### SET PROBLEM:
All the records that follow need to be reproduced exactly. Omit the images.

########################################

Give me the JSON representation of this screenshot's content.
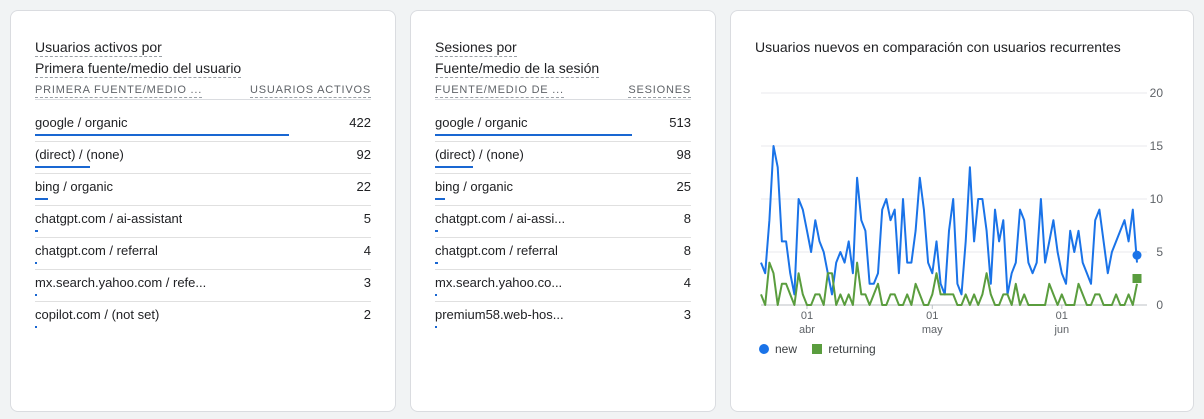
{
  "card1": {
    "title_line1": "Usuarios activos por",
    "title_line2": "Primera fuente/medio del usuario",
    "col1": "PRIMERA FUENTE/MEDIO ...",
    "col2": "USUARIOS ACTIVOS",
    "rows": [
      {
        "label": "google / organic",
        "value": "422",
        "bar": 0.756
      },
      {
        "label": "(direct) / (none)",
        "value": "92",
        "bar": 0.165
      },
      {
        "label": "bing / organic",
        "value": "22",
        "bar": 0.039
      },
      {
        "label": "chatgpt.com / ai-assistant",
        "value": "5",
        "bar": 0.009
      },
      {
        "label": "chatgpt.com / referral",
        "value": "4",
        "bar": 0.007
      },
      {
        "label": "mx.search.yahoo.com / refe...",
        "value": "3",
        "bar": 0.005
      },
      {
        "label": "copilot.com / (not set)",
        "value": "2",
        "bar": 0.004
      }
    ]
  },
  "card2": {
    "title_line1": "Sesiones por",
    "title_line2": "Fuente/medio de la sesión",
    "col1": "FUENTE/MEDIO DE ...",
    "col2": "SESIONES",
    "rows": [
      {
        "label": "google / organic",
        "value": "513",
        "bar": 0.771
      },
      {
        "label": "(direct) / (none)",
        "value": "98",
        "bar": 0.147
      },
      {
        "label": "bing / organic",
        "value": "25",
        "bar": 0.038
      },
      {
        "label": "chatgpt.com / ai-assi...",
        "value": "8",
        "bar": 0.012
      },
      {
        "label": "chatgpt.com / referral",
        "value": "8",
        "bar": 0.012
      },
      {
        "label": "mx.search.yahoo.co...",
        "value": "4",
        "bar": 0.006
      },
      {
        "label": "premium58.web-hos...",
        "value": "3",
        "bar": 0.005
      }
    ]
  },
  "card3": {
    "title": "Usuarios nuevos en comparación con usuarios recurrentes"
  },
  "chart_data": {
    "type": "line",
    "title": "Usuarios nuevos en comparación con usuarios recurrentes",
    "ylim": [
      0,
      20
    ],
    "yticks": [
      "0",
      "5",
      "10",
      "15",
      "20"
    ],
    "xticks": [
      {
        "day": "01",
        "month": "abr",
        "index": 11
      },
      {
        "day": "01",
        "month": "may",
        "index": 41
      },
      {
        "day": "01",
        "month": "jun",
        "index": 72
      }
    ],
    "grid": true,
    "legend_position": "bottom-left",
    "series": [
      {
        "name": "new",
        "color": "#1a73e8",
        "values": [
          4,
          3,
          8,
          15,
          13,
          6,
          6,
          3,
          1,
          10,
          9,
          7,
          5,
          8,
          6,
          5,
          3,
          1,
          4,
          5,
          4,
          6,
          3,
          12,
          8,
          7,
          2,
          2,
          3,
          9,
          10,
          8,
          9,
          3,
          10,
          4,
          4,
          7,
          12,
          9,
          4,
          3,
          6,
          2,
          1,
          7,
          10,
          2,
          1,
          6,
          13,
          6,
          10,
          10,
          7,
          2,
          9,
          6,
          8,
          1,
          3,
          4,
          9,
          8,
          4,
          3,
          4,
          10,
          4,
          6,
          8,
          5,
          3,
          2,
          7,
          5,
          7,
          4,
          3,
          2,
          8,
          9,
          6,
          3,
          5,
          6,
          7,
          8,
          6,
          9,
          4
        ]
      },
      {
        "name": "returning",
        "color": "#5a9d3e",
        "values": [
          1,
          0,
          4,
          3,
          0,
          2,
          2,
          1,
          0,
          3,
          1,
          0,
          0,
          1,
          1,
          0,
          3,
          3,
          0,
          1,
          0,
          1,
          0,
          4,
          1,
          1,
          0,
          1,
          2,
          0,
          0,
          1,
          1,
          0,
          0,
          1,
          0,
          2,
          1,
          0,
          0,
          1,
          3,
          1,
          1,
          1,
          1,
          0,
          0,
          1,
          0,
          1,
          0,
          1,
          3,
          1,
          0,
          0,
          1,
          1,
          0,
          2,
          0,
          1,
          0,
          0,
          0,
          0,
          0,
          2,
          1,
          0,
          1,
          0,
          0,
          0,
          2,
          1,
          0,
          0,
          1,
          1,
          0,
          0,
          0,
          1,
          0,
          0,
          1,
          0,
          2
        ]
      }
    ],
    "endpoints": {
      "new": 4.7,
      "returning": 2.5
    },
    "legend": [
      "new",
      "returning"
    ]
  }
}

########################################

### CORRECT RESULT:
Give me the JSON representation of this screenshot's content.
{
  "card1": {
    "title_line1": "Usuarios activos por",
    "title_line2": "Primera fuente/medio del usuario",
    "col1": "PRIMERA FUENTE/MEDIO ...",
    "col2": "USUARIOS ACTIVOS",
    "rows": [
      {
        "label": "google / organic",
        "value": "422",
        "bar": 0.756
      },
      {
        "label": "(direct) / (none)",
        "value": "92",
        "bar": 0.165
      },
      {
        "label": "bing / organic",
        "value": "22",
        "bar": 0.039
      },
      {
        "label": "chatgpt.com / ai-assistant",
        "value": "5",
        "bar": 0.009
      },
      {
        "label": "chatgpt.com / referral",
        "value": "4",
        "bar": 0.007
      },
      {
        "label": "mx.search.yahoo.com / refe...",
        "value": "3",
        "bar": 0.005
      },
      {
        "label": "copilot.com / (not set)",
        "value": "2",
        "bar": 0.004
      }
    ]
  },
  "card2": {
    "title_line1": "Sesiones por",
    "title_line2": "Fuente/medio de la sesión",
    "col1": "FUENTE/MEDIO DE ...",
    "col2": "SESIONES",
    "rows": [
      {
        "label": "google / organic",
        "value": "513",
        "bar": 0.771
      },
      {
        "label": "(direct) / (none)",
        "value": "98",
        "bar": 0.147
      },
      {
        "label": "bing / organic",
        "value": "25",
        "bar": 0.038
      },
      {
        "label": "chatgpt.com / ai-assi...",
        "value": "8",
        "bar": 0.012
      },
      {
        "label": "chatgpt.com / referral",
        "value": "8",
        "bar": 0.012
      },
      {
        "label": "mx.search.yahoo.co...",
        "value": "4",
        "bar": 0.006
      },
      {
        "label": "premium58.web-hos...",
        "value": "3",
        "bar": 0.005
      }
    ]
  },
  "card3": {
    "title": "Usuarios nuevos en comparación con usuarios recurrentes"
  },
  "chart_data": {
    "type": "line",
    "title": "Usuarios nuevos en comparación con usuarios recurrentes",
    "ylim": [
      0,
      20
    ],
    "yticks": [
      "0",
      "5",
      "10",
      "15",
      "20"
    ],
    "xticks": [
      {
        "day": "01",
        "month": "abr",
        "index": 11
      },
      {
        "day": "01",
        "month": "may",
        "index": 41
      },
      {
        "day": "01",
        "month": "jun",
        "index": 72
      }
    ],
    "grid": true,
    "legend_position": "bottom-left",
    "series": [
      {
        "name": "new",
        "color": "#1a73e8",
        "values": [
          4,
          3,
          8,
          15,
          13,
          6,
          6,
          3,
          1,
          10,
          9,
          7,
          5,
          8,
          6,
          5,
          3,
          1,
          4,
          5,
          4,
          6,
          3,
          12,
          8,
          7,
          2,
          2,
          3,
          9,
          10,
          8,
          9,
          3,
          10,
          4,
          4,
          7,
          12,
          9,
          4,
          3,
          6,
          2,
          1,
          7,
          10,
          2,
          1,
          6,
          13,
          6,
          10,
          10,
          7,
          2,
          9,
          6,
          8,
          1,
          3,
          4,
          9,
          8,
          4,
          3,
          4,
          10,
          4,
          6,
          8,
          5,
          3,
          2,
          7,
          5,
          7,
          4,
          3,
          2,
          8,
          9,
          6,
          3,
          5,
          6,
          7,
          8,
          6,
          9,
          4
        ]
      },
      {
        "name": "returning",
        "color": "#5a9d3e",
        "values": [
          1,
          0,
          4,
          3,
          0,
          2,
          2,
          1,
          0,
          3,
          1,
          0,
          0,
          1,
          1,
          0,
          3,
          3,
          0,
          1,
          0,
          1,
          0,
          4,
          1,
          1,
          0,
          1,
          2,
          0,
          0,
          1,
          1,
          0,
          0,
          1,
          0,
          2,
          1,
          0,
          0,
          1,
          3,
          1,
          1,
          1,
          1,
          0,
          0,
          1,
          0,
          1,
          0,
          1,
          3,
          1,
          0,
          0,
          1,
          1,
          0,
          2,
          0,
          1,
          0,
          0,
          0,
          0,
          0,
          2,
          1,
          0,
          1,
          0,
          0,
          0,
          2,
          1,
          0,
          0,
          1,
          1,
          0,
          0,
          0,
          1,
          0,
          0,
          1,
          0,
          2
        ]
      }
    ],
    "endpoints": {
      "new": 4.7,
      "returning": 2.5
    },
    "legend": [
      "new",
      "returning"
    ]
  }
}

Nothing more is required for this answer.